Dataset records:

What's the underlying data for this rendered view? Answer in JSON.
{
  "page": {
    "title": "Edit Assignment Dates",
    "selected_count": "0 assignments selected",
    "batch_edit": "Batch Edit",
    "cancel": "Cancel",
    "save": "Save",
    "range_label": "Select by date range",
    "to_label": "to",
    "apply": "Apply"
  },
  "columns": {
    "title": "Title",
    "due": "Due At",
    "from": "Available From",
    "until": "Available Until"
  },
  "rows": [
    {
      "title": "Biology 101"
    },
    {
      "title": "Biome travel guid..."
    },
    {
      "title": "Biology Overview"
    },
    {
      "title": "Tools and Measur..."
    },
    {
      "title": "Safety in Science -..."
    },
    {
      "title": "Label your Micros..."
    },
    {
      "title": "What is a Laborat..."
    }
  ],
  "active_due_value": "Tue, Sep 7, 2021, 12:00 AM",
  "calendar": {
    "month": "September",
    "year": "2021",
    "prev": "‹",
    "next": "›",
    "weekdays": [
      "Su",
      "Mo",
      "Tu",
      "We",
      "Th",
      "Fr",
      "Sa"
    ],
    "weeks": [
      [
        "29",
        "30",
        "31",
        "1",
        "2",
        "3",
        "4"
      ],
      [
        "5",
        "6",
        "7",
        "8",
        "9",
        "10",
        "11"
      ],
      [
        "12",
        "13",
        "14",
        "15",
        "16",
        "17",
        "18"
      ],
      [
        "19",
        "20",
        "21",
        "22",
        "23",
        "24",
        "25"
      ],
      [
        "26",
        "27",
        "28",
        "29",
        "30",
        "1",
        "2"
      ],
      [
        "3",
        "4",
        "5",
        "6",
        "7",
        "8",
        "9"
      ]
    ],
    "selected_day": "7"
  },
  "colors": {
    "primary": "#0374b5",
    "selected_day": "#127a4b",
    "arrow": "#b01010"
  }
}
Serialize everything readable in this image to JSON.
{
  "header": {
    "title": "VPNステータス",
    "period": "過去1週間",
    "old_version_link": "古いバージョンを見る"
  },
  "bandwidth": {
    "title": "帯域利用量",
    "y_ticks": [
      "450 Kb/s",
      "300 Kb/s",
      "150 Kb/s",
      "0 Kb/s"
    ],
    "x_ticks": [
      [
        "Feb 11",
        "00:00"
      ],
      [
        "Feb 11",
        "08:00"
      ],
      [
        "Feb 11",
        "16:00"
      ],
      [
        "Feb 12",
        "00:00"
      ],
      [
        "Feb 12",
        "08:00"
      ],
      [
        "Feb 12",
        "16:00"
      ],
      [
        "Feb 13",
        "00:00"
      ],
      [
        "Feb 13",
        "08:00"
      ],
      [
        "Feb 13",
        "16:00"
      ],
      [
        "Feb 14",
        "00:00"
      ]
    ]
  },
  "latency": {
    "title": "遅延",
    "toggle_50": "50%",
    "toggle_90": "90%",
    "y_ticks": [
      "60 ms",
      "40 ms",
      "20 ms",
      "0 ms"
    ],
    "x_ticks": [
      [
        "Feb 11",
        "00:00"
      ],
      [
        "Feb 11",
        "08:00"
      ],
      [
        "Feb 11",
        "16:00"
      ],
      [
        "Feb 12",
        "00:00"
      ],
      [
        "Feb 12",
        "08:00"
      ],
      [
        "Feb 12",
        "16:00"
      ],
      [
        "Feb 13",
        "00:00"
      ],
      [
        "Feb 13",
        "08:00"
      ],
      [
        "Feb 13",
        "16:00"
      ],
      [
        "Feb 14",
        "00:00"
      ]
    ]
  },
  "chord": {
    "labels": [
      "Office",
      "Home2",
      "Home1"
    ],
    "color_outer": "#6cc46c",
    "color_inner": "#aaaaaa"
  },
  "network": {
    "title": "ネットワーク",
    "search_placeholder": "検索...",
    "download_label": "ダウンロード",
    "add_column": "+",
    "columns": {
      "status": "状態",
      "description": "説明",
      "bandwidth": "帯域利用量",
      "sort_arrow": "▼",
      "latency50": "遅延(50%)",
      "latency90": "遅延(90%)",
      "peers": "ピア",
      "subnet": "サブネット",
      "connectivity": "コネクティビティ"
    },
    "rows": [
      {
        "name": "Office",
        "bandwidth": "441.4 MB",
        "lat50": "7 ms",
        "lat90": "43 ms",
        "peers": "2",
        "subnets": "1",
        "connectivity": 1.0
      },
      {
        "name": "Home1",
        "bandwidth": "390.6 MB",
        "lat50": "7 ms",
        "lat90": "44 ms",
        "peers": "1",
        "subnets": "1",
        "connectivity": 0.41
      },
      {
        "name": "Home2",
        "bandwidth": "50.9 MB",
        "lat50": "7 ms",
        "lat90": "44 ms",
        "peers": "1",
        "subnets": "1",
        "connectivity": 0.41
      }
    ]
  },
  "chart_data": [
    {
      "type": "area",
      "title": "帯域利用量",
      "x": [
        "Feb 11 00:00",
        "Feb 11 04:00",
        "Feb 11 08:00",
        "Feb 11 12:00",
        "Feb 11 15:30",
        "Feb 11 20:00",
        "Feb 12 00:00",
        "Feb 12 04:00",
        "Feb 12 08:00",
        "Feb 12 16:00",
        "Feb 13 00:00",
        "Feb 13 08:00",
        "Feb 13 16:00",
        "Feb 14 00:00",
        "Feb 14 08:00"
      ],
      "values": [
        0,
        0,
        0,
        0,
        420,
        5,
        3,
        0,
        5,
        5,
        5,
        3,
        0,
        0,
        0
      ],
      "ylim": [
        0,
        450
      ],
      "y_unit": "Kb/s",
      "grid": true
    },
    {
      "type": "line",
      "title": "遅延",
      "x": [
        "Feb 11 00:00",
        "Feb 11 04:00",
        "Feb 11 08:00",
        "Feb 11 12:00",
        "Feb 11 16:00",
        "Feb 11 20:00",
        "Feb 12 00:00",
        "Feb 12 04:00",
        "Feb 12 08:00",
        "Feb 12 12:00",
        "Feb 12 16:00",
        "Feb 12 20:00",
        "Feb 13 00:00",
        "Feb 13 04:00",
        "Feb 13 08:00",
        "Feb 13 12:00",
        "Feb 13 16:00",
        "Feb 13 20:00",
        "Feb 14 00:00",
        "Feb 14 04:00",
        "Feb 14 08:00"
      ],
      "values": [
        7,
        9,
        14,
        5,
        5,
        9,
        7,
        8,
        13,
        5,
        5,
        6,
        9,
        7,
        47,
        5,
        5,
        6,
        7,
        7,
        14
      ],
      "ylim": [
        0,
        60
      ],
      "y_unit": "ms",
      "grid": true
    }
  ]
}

● Given instruction
In how many lines does the word "bandwidth" appear? Respond with the number alone.

● Answer to the task
5